• _THE REQUEST_
Without omitting anything, retype the data that follows.

(Stored records)
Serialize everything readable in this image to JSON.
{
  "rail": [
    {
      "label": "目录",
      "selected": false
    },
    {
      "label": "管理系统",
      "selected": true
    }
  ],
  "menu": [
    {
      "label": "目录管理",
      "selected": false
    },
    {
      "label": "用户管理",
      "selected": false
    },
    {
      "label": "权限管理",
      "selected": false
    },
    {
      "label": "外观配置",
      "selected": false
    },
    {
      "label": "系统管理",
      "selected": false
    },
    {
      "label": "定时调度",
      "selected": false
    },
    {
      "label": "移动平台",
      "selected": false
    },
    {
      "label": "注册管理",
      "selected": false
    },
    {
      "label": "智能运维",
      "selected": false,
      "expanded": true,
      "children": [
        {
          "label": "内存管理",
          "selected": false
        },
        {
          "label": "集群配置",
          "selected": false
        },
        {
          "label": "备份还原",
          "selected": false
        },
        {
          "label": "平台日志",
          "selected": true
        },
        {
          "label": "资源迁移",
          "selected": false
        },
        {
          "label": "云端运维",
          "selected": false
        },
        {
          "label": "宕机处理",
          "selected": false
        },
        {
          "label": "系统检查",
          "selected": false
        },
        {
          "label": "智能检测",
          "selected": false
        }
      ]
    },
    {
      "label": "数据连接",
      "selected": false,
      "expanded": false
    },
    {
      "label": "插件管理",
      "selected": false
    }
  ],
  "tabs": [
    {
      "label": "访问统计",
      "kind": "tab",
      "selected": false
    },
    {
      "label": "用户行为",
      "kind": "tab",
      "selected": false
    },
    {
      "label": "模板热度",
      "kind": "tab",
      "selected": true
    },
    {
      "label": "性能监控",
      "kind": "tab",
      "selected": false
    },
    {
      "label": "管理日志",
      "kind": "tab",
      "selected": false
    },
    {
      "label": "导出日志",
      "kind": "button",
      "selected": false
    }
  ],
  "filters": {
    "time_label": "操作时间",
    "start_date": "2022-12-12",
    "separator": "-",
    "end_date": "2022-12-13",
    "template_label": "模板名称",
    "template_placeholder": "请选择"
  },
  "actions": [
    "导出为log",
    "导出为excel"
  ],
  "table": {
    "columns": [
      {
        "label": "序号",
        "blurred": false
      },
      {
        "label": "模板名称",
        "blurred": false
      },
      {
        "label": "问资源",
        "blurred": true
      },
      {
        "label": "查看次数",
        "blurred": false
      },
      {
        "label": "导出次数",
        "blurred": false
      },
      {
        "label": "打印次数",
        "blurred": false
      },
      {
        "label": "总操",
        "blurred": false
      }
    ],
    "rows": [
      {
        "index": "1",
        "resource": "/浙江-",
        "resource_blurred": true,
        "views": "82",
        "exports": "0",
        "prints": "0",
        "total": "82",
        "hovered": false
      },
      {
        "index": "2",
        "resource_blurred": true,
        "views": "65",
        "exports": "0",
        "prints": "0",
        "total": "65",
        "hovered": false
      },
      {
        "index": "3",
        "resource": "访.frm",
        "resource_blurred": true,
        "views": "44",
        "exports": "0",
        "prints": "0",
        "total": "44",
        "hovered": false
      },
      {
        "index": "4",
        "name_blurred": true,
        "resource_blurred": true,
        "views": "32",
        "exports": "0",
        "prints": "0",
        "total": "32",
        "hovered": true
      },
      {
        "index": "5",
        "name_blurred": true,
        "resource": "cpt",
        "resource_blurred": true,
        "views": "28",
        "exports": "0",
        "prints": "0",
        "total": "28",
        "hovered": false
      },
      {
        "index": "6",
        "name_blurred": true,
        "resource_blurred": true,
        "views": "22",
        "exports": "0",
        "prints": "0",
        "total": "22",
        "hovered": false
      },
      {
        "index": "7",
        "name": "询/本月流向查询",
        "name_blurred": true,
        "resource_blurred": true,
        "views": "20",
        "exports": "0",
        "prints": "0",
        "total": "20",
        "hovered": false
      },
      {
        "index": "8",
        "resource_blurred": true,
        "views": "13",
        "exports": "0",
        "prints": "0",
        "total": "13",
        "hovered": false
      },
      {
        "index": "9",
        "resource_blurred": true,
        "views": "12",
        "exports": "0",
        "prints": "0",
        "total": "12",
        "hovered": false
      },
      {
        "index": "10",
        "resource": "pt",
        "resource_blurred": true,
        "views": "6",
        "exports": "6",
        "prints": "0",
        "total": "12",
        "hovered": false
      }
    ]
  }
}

• _RESULT FOR THIS TASK_
Serialize everything readable in this image to JSON.
{
  "rail": [
    {
      "label": "目录",
      "selected": false
    },
    {
      "label": "管理系统",
      "selected": true
    }
  ],
  "menu": [
    {
      "label": "目录管理",
      "selected": false
    },
    {
      "label": "用户管理",
      "selected": false
    },
    {
      "label": "权限管理",
      "selected": false
    },
    {
      "label": "外观配置",
      "selected": false
    },
    {
      "label": "系统管理",
      "selected": false
    },
    {
      "label": "定时调度",
      "selected": false
    },
    {
      "label": "移动平台",
      "selected": false
    },
    {
      "label": "注册管理",
      "selected": false
    },
    {
      "label": "智能运维",
      "selected": false,
      "expanded": true,
      "children": [
        {
          "label": "内存管理",
          "selected": false
        },
        {
          "label": "集群配置",
          "selected": false
        },
        {
          "label": "备份还原",
          "selected": false
        },
        {
          "label": "平台日志",
          "selected": true
        },
        {
          "label": "资源迁移",
          "selected": false
        },
        {
          "label": "云端运维",
          "selected": false
        },
        {
          "label": "宕机处理",
          "selected": false
        },
        {
          "label": "系统检查",
          "selected": false
        },
        {
          "label": "智能检测",
          "selected": false
        }
      ]
    },
    {
      "label": "数据连接",
      "selected": false,
      "expanded": false
    },
    {
      "label": "插件管理",
      "selected": false
    }
  ],
  "tabs": [
    {
      "label": "访问统计",
      "kind": "tab",
      "selected": false
    },
    {
      "label": "用户行为",
      "kind": "tab",
      "selected": false
    },
    {
      "label": "模板热度",
      "kind": "tab",
      "selected": true
    },
    {
      "label": "性能监控",
      "kind": "tab",
      "selected": false
    },
    {
      "label": "管理日志",
      "kind": "tab",
      "selected": false
    },
    {
      "label": "导出日志",
      "kind": "button",
      "selected": false
    }
  ],
  "filters": {
    "time_label": "操作时间",
    "start_date": "2022-12-12",
    "separator": "-",
    "end_date": "2022-12-13",
    "template_label": "模板名称",
    "template_placeholder": "请选择"
  },
  "actions": [
    "导出为log",
    "导出为excel"
  ],
  "table": {
    "columns": [
      {
        "label": "序号",
        "blurred": false
      },
      {
        "label": "模板名称",
        "blurred": false
      },
      {
        "label": "问资源",
        "blurred": true
      },
      {
        "label": "查看次数",
        "blurred": false
      },
      {
        "label": "导出次数",
        "blurred": false
      },
      {
        "label": "打印次数",
        "blurred": false
      },
      {
        "label": "总操",
        "blurred": false
      }
    ],
    "rows": [
      {
        "index": "1",
        "resource": "/浙江-",
        "resource_blurred": true,
        "views": "82",
        "exports": "0",
        "prints": "0",
        "total": "82",
        "hovered": false
      },
      {
        "index": "2",
        "resource_blurred": true,
        "views": "65",
        "exports": "0",
        "prints": "0",
        "total": "65",
        "hovered": false
      },
      {
        "index": "3",
        "resource": "访.frm",
        "resource_blurred": true,
        "views": "44",
        "exports": "0",
        "prints": "0",
        "total": "44",
        "hovered": false
      },
      {
        "index": "4",
        "name_blurred": true,
        "resource_blurred": true,
        "views": "32",
        "exports": "0",
        "prints": "0",
        "total": "32",
        "hovered": true
      },
      {
        "index": "5",
        "name_blurred": true,
        "resource": "cpt",
        "resource_blurred": true,
        "views": "28",
        "exports": "0",
        "prints": "0",
        "total": "28",
        "hovered": false
      },
      {
        "index": "6",
        "name_blurred": true,
        "resource_blurred": true,
        "views": "22",
        "exports": "0",
        "prints": "0",
        "total": "22",
        "hovered": false
      },
      {
        "index": "7",
        "name": "询/本月流向查询",
        "name_blurred": true,
        "resource_blurred": true,
        "views": "20",
        "exports": "0",
        "prints": "0",
        "total": "20",
        "hovered": false
      },
      {
        "index": "8",
        "resource_blurred": true,
        "views": "13",
        "exports": "0",
        "prints": "0",
        "total": "13",
        "hovered": false
      },
      {
        "index": "9",
        "resource_blurred": true,
        "views": "12",
        "exports": "0",
        "prints": "0",
        "total": "12",
        "hovered": false
      },
      {
        "index": "10",
        "resource": "pt",
        "resource_blurred": true,
        "views": "6",
        "exports": "6",
        "prints": "0",
        "total": "12",
        "hovered": false
      }
    ]
  }
}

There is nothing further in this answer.